WHAT YOU WILL DO :: Take from the listing each line that has the string "icon".

TASK MATERIAL ::
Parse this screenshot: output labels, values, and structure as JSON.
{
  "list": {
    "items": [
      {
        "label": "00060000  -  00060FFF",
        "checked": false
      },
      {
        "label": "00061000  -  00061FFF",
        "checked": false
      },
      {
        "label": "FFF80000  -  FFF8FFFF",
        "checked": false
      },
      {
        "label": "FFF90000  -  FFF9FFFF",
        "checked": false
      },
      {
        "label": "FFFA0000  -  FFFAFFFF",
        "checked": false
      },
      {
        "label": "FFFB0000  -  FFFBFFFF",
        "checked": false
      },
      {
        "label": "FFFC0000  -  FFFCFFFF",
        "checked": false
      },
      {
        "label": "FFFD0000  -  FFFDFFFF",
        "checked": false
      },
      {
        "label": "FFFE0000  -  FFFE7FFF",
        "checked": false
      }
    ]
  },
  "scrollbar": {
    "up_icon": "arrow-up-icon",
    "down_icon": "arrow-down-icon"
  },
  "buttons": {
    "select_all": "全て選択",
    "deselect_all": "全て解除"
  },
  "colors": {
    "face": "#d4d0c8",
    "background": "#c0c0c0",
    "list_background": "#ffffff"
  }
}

ANSWER FOR THIS EXERCISE ::
    "up_icon": "arrow-up-icon",
    "down_icon": "arrow-down-icon"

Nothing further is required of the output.